» **Brief**
Report how many lines below contain the word "accent". Give only the number.

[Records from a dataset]
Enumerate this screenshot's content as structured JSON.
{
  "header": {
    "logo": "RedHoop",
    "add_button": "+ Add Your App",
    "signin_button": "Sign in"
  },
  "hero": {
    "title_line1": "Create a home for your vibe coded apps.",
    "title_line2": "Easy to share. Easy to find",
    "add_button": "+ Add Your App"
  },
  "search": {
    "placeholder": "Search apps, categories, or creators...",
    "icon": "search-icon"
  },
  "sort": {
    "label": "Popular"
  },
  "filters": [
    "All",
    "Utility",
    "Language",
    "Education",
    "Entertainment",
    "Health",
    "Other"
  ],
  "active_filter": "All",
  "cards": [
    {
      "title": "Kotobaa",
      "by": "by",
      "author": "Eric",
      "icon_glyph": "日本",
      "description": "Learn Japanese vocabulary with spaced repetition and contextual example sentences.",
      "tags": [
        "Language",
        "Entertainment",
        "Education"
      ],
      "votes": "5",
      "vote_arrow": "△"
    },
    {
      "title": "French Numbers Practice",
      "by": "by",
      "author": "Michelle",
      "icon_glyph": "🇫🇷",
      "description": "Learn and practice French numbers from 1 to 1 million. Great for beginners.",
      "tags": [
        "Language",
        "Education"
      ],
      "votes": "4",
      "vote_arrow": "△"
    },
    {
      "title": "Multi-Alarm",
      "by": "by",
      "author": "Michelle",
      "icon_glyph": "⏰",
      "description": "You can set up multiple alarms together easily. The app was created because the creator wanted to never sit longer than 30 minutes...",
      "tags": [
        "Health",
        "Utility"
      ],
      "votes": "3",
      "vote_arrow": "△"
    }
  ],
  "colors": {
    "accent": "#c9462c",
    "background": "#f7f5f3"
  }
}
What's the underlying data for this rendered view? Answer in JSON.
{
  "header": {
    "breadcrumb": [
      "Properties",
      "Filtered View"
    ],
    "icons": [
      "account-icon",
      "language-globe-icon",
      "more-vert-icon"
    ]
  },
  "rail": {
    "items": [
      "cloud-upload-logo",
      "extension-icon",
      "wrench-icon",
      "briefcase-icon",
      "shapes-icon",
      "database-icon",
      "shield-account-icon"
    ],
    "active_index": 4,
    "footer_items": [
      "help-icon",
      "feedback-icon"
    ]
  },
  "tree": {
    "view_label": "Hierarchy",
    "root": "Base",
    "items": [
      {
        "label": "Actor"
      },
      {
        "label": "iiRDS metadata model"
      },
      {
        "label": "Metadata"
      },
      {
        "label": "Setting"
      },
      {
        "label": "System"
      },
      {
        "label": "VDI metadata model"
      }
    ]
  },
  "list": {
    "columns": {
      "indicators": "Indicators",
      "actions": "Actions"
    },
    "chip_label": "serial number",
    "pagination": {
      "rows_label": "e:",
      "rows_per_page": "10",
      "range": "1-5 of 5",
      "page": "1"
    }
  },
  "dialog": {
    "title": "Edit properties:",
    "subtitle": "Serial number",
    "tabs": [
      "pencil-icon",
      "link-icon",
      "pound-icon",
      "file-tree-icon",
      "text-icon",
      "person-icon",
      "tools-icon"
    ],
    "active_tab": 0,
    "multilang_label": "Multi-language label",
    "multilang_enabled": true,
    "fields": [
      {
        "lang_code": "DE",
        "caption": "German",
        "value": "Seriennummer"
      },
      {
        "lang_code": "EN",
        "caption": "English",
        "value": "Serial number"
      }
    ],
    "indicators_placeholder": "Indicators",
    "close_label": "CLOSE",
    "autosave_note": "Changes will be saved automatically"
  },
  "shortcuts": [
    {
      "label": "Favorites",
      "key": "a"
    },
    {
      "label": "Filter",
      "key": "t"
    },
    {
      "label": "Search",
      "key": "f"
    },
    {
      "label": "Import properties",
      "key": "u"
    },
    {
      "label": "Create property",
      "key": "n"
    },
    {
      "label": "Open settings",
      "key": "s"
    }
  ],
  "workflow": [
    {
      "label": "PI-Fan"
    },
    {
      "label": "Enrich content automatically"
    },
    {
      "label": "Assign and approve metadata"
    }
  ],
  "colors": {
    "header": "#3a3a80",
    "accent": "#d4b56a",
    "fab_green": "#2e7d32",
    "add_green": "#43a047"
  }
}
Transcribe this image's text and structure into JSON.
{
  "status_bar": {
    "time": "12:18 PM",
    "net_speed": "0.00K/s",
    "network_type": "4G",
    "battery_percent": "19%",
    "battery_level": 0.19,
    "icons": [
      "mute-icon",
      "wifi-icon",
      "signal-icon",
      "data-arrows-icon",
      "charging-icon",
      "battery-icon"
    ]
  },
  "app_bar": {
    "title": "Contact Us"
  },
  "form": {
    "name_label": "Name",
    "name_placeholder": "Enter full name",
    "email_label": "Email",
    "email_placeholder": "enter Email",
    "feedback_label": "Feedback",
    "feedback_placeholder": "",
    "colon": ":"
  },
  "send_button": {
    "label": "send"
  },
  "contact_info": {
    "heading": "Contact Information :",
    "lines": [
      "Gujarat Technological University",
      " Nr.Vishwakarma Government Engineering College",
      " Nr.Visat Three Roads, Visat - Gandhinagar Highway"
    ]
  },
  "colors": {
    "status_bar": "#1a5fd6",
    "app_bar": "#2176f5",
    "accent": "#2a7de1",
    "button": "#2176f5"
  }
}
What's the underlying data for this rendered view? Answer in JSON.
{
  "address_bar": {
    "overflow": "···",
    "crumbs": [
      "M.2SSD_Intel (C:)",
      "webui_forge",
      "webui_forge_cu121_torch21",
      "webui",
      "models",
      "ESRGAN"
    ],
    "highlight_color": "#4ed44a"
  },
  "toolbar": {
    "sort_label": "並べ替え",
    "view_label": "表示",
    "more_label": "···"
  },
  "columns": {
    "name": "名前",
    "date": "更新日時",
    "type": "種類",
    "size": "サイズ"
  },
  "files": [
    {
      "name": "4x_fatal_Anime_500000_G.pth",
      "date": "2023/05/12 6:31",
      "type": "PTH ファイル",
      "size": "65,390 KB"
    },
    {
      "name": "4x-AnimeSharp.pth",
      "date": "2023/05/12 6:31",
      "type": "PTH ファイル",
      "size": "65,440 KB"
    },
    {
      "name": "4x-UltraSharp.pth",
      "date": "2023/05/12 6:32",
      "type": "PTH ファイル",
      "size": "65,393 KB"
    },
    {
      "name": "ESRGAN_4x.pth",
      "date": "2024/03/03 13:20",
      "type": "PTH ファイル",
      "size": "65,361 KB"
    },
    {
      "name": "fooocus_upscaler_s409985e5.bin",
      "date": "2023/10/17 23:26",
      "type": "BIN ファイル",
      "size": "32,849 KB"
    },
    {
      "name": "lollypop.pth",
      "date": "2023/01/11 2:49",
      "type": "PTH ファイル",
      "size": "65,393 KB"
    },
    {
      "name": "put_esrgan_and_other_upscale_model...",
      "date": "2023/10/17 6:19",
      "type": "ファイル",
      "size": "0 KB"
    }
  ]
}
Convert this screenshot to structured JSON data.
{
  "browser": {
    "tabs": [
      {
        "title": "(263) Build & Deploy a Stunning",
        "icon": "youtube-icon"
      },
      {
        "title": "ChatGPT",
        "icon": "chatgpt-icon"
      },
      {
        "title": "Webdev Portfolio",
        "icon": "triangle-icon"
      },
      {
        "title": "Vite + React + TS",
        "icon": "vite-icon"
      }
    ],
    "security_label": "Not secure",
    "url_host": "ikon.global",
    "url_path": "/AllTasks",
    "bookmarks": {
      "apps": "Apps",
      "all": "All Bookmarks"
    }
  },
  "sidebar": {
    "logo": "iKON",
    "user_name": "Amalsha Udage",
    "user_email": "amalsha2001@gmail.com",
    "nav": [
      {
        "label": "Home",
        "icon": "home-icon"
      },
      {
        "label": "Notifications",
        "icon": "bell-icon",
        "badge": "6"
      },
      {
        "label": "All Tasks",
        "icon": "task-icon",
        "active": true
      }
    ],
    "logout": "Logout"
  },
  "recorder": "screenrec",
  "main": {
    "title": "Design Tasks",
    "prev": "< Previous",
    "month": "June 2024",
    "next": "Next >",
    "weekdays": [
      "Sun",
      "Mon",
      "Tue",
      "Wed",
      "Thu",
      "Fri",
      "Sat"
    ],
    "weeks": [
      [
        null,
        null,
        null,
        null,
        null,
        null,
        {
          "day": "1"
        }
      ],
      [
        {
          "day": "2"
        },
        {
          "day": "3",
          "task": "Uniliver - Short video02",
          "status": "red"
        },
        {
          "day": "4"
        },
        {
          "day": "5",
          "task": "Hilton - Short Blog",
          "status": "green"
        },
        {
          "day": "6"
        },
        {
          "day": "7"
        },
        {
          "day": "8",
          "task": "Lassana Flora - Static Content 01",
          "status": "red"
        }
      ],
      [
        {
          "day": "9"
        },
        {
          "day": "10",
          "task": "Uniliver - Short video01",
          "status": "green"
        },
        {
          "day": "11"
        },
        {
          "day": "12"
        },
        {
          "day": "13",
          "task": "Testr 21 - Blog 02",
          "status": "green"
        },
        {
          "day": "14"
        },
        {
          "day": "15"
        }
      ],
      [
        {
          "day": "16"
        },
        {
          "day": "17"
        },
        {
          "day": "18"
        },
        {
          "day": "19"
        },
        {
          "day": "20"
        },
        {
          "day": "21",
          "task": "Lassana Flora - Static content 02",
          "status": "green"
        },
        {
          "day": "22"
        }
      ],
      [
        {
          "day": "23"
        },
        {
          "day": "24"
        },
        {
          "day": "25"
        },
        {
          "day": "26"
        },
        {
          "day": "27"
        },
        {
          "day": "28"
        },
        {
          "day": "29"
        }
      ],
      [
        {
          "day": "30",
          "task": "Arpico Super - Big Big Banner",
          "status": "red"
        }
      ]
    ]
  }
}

» **Reply**
3